Can you copy, unchanged, every line of the records below from the line containing "svg-text:0.5 BLK: 0.5" through the end of the records, including both ends?

[Element and region listings]
# # #
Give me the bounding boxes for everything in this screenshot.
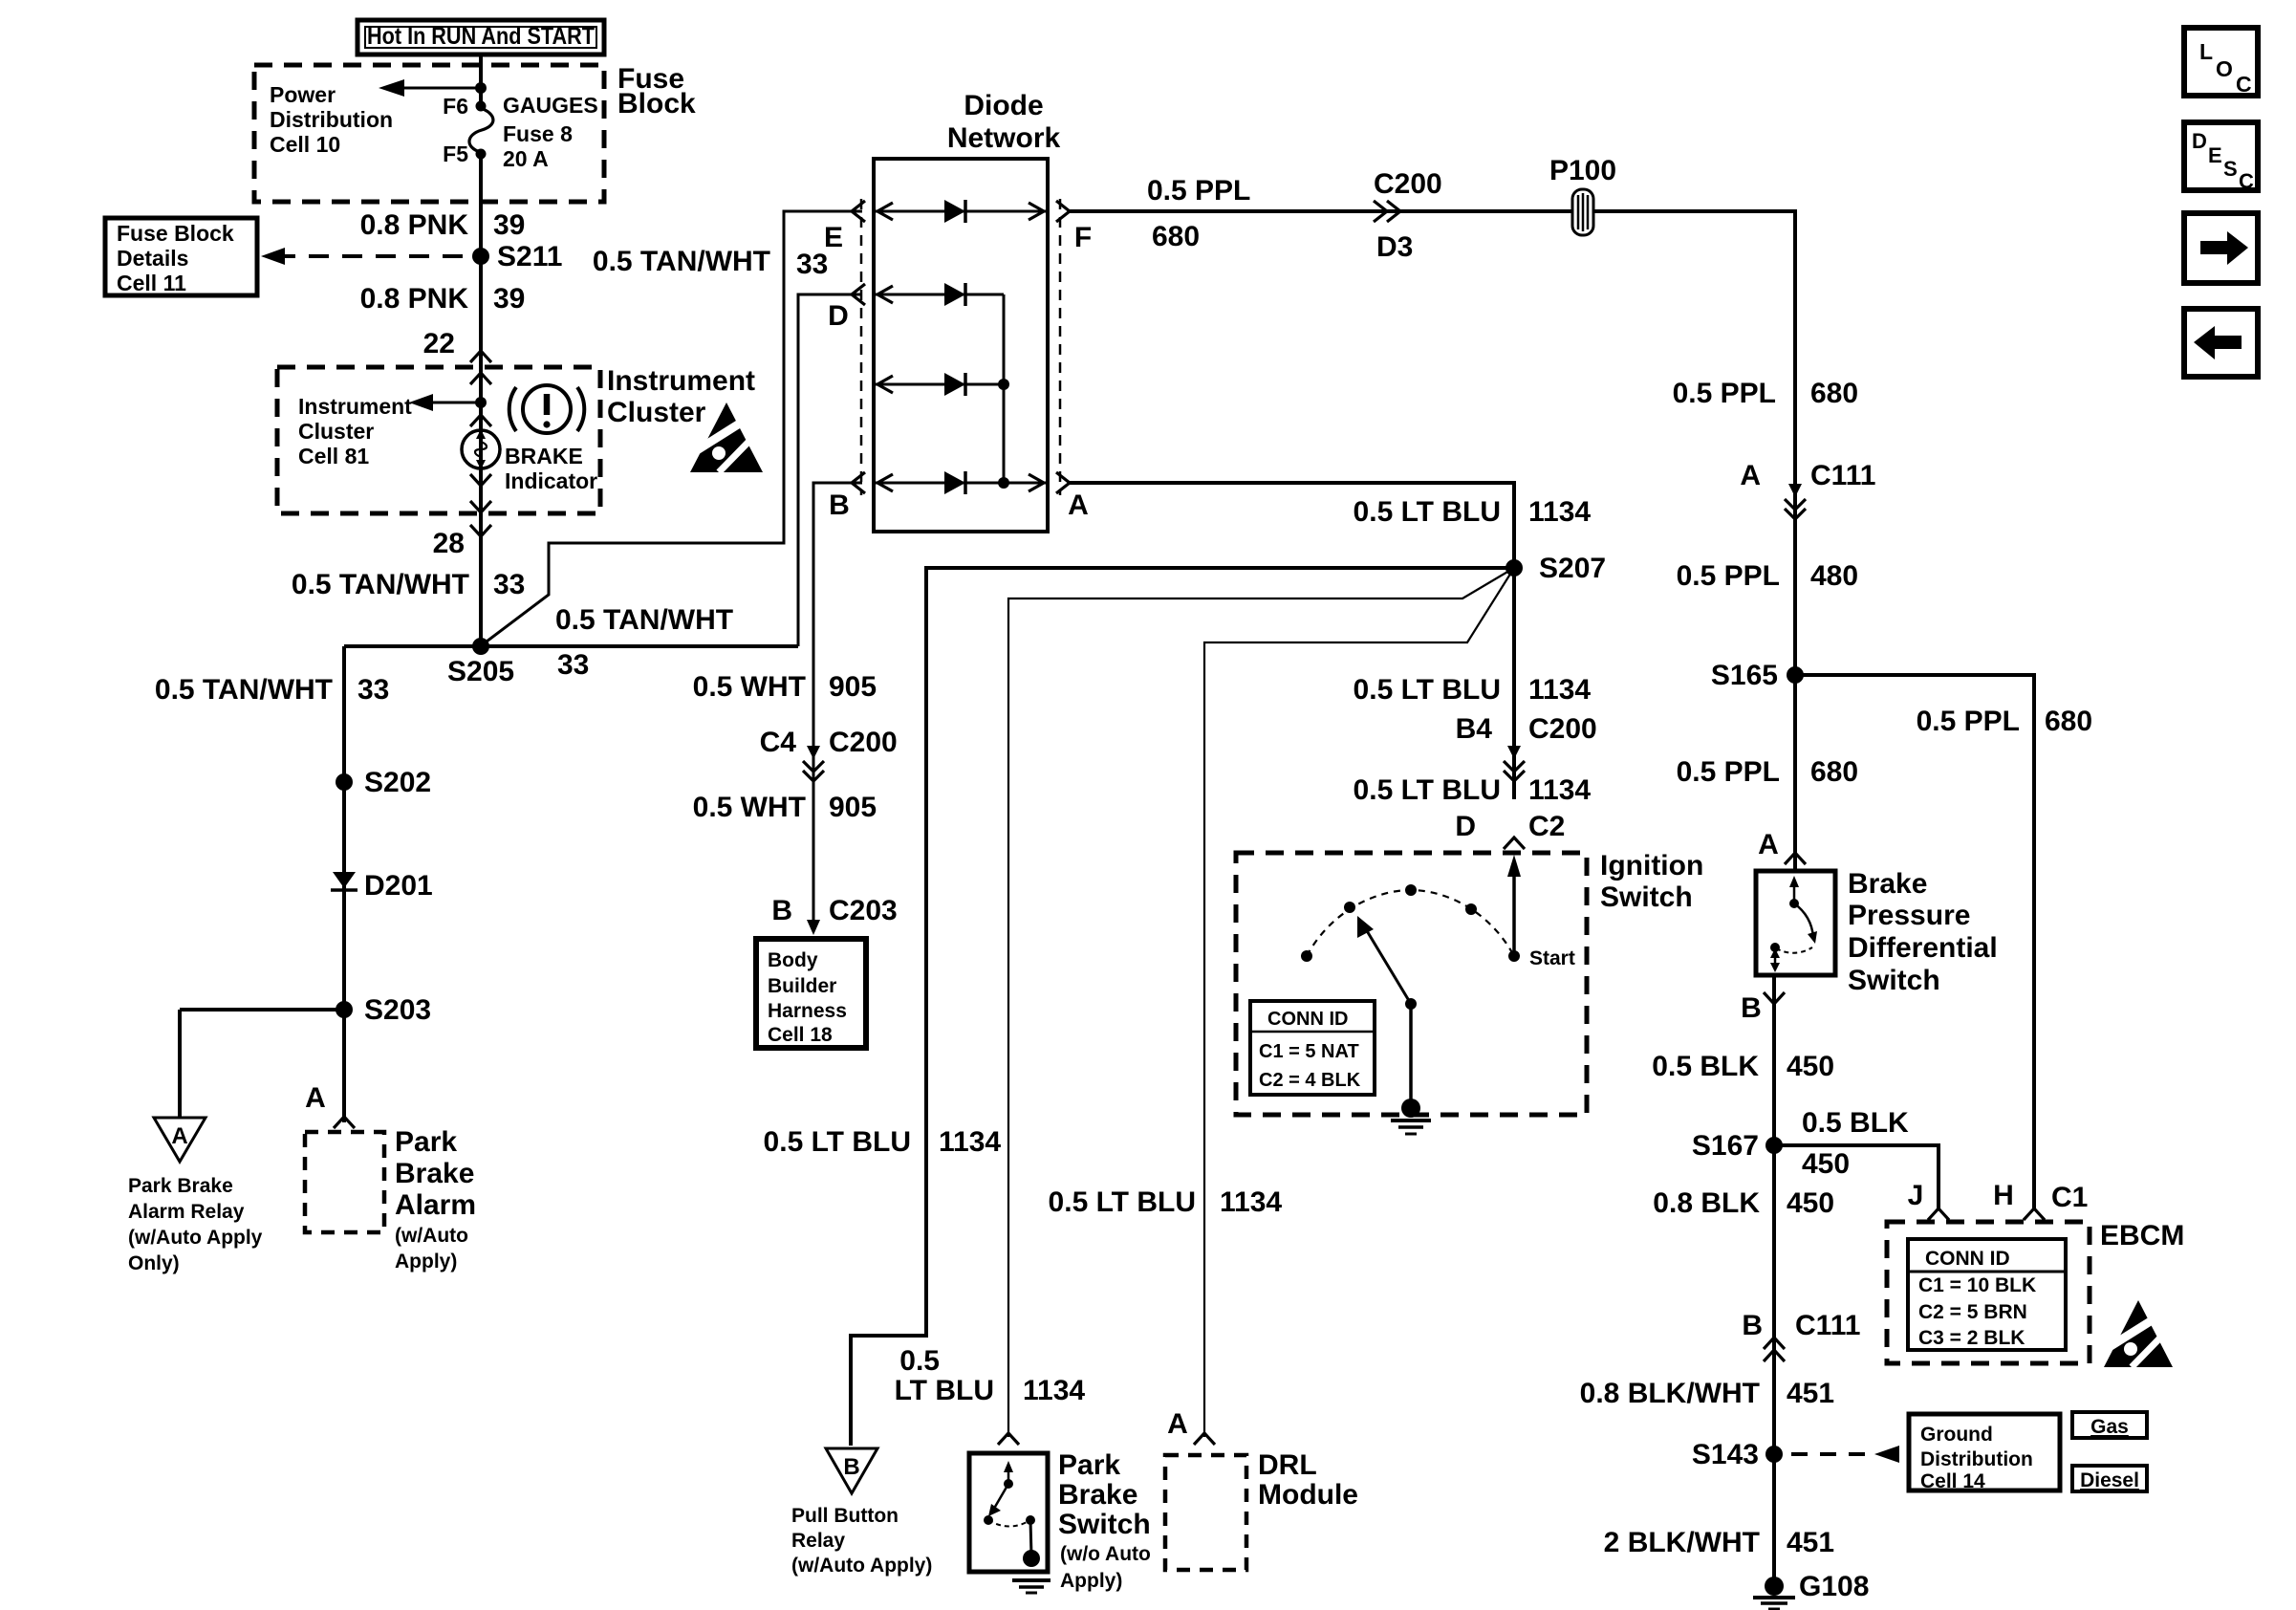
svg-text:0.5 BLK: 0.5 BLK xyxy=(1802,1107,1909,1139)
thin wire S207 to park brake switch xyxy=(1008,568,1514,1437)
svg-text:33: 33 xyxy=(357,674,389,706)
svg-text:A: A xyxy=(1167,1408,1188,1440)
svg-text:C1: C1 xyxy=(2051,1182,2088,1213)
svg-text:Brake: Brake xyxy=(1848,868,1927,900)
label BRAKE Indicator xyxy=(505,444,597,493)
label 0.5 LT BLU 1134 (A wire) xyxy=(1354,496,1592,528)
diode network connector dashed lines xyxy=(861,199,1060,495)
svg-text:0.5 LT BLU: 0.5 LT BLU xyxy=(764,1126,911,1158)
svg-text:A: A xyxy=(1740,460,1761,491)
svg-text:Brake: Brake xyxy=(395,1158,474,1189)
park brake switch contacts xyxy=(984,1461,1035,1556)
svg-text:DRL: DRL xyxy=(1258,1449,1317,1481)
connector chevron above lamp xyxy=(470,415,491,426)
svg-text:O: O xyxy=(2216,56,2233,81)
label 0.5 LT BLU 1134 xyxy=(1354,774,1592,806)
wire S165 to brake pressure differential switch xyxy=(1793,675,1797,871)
# # #
WRITTEN RESPONSE >>
svg-text:0.5 BLK: 0.5 BLK xyxy=(1802,1107,1909,1139)
thin wire S207 to park brake switch xyxy=(1008,568,1514,1437)
svg-text:33: 33 xyxy=(357,674,389,706)
svg-text:A: A xyxy=(1167,1408,1188,1440)
svg-text:C1: C1 xyxy=(2051,1182,2088,1213)
svg-text:Brake: Brake xyxy=(1848,868,1927,900)
label BRAKE Indicator xyxy=(505,444,597,493)
label 0.5 LT BLU 1134 (A wire) xyxy=(1354,496,1592,528)
diode network connector dashed lines xyxy=(861,199,1060,495)
svg-text:0.5 LT BLU: 0.5 LT BLU xyxy=(764,1126,911,1158)
svg-text:A: A xyxy=(1740,460,1761,491)
svg-text:Brake: Brake xyxy=(395,1158,474,1189)
park brake switch contacts xyxy=(984,1461,1035,1556)
svg-text:DRL: DRL xyxy=(1258,1449,1317,1481)
connector chevron above lamp xyxy=(470,415,491,426)
svg-text:O: O xyxy=(2216,56,2233,81)
label 0.5 LT BLU 1134 xyxy=(1354,774,1592,806)
wire S165 to brake pressure differential switch xyxy=(1793,675,1797,871)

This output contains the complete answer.